» SET PROBLEM: Your answer should be a single number: the count of lines that include "this".

» MATERIALS PROVIDED:
--- BEGIN ---

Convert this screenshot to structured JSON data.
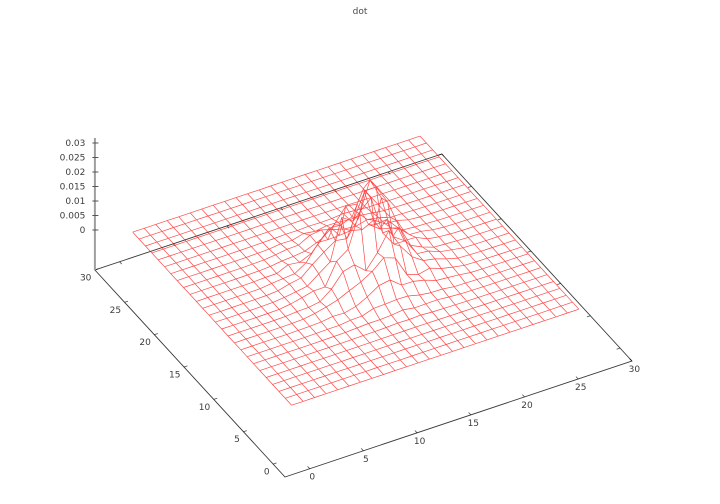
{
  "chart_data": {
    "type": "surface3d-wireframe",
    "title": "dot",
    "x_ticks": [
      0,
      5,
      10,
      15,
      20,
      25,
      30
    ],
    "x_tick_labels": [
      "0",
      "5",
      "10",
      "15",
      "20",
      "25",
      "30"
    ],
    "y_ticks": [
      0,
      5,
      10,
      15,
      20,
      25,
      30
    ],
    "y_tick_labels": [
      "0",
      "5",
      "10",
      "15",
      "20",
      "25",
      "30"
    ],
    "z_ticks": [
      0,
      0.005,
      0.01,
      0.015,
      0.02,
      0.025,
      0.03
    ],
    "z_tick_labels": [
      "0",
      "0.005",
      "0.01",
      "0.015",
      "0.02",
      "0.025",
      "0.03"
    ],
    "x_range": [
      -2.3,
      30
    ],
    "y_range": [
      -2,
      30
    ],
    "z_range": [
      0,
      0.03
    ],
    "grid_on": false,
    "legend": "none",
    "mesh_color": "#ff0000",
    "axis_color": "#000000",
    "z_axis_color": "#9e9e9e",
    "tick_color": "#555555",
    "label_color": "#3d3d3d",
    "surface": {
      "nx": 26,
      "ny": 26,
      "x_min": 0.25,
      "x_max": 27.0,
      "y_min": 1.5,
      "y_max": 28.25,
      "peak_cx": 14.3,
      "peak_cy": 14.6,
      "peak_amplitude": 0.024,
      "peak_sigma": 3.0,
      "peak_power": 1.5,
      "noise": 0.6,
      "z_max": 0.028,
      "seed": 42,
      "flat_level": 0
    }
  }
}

--- END ---
--- BEGIN ---

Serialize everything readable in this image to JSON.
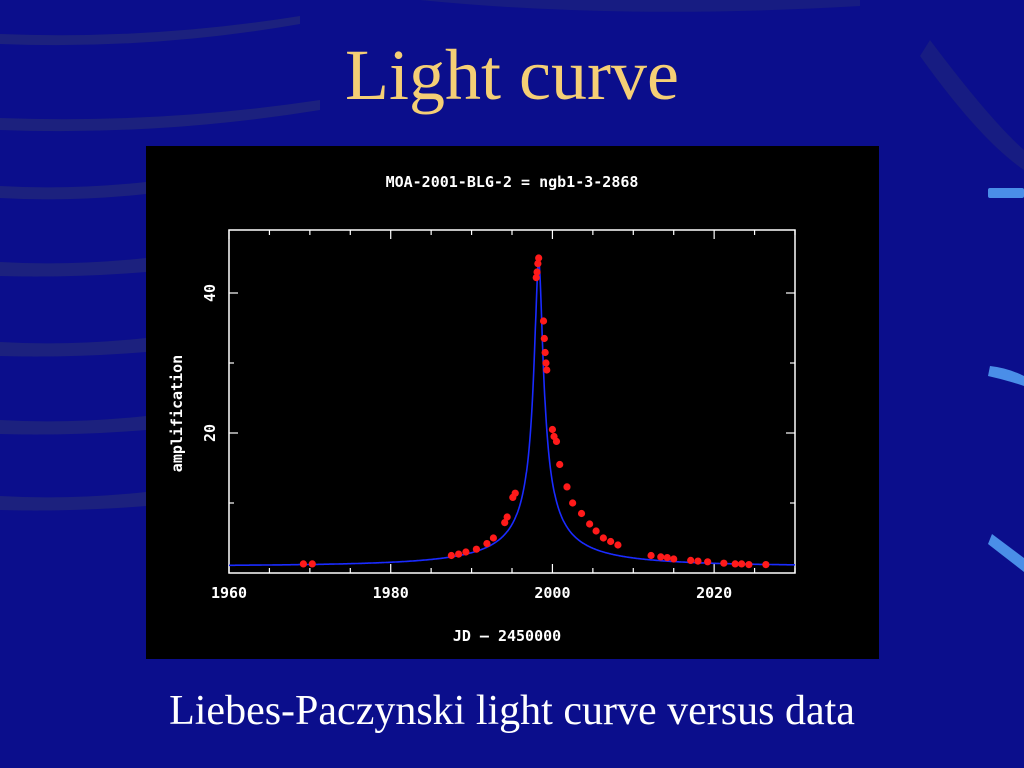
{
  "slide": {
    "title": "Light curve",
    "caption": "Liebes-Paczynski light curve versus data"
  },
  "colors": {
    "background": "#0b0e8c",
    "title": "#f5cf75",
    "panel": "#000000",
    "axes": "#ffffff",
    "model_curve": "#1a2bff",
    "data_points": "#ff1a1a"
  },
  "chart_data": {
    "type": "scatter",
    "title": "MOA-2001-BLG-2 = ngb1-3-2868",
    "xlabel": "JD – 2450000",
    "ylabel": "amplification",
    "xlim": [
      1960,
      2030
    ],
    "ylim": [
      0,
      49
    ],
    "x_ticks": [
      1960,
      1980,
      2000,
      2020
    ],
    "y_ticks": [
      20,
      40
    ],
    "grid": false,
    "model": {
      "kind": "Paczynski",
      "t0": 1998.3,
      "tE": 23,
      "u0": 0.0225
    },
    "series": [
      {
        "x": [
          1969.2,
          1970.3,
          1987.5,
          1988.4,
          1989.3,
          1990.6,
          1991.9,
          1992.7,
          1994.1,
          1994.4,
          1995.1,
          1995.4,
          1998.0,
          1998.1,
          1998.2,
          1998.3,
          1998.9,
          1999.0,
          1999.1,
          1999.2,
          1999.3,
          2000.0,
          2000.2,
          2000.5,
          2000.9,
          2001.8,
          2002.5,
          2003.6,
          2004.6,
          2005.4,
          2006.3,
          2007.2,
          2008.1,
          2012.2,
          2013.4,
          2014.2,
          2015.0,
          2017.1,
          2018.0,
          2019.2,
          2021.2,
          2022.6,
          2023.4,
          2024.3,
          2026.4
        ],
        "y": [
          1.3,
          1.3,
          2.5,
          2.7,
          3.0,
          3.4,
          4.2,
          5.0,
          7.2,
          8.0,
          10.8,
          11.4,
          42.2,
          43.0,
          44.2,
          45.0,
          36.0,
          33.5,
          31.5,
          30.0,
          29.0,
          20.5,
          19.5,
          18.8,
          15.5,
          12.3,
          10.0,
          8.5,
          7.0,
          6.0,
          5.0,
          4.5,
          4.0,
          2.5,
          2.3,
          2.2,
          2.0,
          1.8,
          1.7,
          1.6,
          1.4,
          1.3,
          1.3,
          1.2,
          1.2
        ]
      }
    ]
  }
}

--- END ---

» REPLY TO THE EXERCISE: 2